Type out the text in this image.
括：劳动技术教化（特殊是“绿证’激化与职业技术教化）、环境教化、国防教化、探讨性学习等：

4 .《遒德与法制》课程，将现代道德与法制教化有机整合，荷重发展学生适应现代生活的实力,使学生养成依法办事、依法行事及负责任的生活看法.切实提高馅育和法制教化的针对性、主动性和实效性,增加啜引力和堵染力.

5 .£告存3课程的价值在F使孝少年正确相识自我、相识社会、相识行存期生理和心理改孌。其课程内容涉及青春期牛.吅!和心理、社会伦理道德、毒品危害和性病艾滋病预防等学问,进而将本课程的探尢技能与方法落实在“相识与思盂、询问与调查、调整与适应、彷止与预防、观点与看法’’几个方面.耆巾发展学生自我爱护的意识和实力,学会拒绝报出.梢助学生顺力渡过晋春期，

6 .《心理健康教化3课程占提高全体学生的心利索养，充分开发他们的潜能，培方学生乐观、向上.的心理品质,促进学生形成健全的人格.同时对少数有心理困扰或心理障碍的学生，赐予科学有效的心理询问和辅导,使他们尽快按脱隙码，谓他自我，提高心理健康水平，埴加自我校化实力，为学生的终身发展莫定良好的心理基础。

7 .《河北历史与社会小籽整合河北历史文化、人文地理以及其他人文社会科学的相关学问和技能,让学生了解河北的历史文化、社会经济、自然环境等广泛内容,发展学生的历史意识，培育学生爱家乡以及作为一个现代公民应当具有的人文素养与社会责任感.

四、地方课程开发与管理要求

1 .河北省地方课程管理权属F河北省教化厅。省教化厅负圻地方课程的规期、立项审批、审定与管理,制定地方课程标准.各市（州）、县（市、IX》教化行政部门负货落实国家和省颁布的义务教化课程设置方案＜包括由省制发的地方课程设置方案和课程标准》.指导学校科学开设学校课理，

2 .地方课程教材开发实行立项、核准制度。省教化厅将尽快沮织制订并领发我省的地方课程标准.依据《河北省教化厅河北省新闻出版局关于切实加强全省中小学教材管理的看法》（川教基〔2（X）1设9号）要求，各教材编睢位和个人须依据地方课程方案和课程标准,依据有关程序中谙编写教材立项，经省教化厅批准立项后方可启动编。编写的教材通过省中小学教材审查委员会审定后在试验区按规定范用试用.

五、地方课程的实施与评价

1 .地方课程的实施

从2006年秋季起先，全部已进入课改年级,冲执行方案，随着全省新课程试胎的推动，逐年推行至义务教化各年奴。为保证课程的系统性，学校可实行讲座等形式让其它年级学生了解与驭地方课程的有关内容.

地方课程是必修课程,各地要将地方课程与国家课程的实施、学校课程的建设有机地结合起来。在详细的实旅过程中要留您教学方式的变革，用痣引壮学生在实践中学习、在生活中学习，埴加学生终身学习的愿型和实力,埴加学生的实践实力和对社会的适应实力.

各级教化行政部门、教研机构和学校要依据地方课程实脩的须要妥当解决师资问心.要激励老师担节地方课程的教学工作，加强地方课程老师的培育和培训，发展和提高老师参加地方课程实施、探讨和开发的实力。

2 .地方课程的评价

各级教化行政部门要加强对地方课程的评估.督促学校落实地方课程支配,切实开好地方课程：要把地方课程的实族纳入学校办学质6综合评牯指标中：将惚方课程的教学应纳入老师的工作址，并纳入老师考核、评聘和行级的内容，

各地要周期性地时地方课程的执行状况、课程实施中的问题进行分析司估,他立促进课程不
================
Output the data above exactly, please, line for line.

Type out the text in this image.
括：劳动技术教化（特殊是“绿证’激化与职业技术教化）、环境教化、国防教化、探讨性学习等：

4 .《遒德与法制》课程，将现代道德与法制教化有机整合，荷重发展学生适应现代生活的实力,使学生养成依法办事、依法行事及负责任的生活看法.切实提高馅育和法制教化的针对性、主动性和实效性,增加啜引力和堵染力.

5 .£告存3课程的价值在F使孝少年正确相识自我、相识社会、相识行存期生理和心理改孌。其课程内容涉及青春期牛.吅!和心理、社会伦理道德、毒品危害和性病艾滋病预防等学问,进而将本课程的探尢技能与方法落实在“相识与思盂、询问与调查、调整与适应、彷止与预防、观点与看法’’几个方面.耆巾发展学生自我爱护的意识和实力,学会拒绝报出.梢助学生顺力渡过晋春期，

6 .《心理健康教化3课程占提高全体学生的心利索养，充分开发他们的潜能，培方学生乐观、向上.的心理品质,促进学生形成健全的人格.同时对少数有心理困扰或心理障碍的学生，赐予科学有效的心理询问和辅导,使他们尽快按脱隙码，谓他自我，提高心理健康水平，埴加自我校化实力，为学生的终身发展莫定良好的心理基础。

7 .《河北历史与社会小籽整合河北历史文化、人文地理以及其他人文社会科学的相关学问和技能,让学生了解河北的历史文化、社会经济、自然环境等广泛内容,发展学生的历史意识，培育学生爱家乡以及作为一个现代公民应当具有的人文素养与社会责任感.

四、地方课程开发与管理要求

1 .河北省地方课程管理权属F河北省教化厅。省教化厅负圻地方课程的规期、立项审批、审定与管理,制定地方课程标准.各市（州）、县（市、IX》教化行政部门负货落实国家和省颁布的义务教化课程设置方案＜包括由省制发的地方课程设置方案和课程标准》.指导学校科学开设学校课理，

2 .地方课程教材开发实行立项、核准制度。省教化厅将尽快沮织制订并领发我省的地方课程标准.依据《河北省教化厅河北省新闻出版局关于切实加强全省中小学教材管理的看法》（川教基〔2（X）1设9号）要求，各教材编睢位和个人须依据地方课程方案和课程标准,依据有关程序中谙编写教材立项，经省教化厅批准立项后方可启动编。编写的教材通过省中小学教材审查委员会审定后在试验区按规定范用试用.

五、地方课程的实施与评价

1 .地方课程的实施

从2006年秋季起先，全部已进入课改年级,冲执行方案，随着全省新课程试胎的推动，逐年推行至义务教化各年奴。为保证课程的系统性，学校可实行讲座等形式让其它年级学生了解与驭地方课程的有关内容.

地方课程是必修课程,各地要将地方课程与国家课程的实施、学校课程的建设有机地结合起来。在详细的实旅过程中要留您教学方式的变革，用痣引壮学生在实践中学习、在生活中学习，埴加学生终身学习的愿型和实力,埴加学生的实践实力和对社会的适应实力.

各级教化行政部门、教研机构和学校要依据地方课程实脩的须要妥当解决师资问心.要激励老师担节地方课程的教学工作，加强地方课程老师的培育和培训，发展和提高老师参加地方课程实施、探讨和开发的实力。

2 .地方课程的评价

各级教化行政部门要加强对地方课程的评估.督促学校落实地方课程支配,切实开好地方课程：要把地方课程的实族纳入学校办学质6综合评牯指标中：将惚方课程的教学应纳入老师的工作址，并纳入老师考核、评聘和行级的内容，

各地要周期性地时地方课程的执行状况、课程实施中的问题进行分析司估,他立促进课程不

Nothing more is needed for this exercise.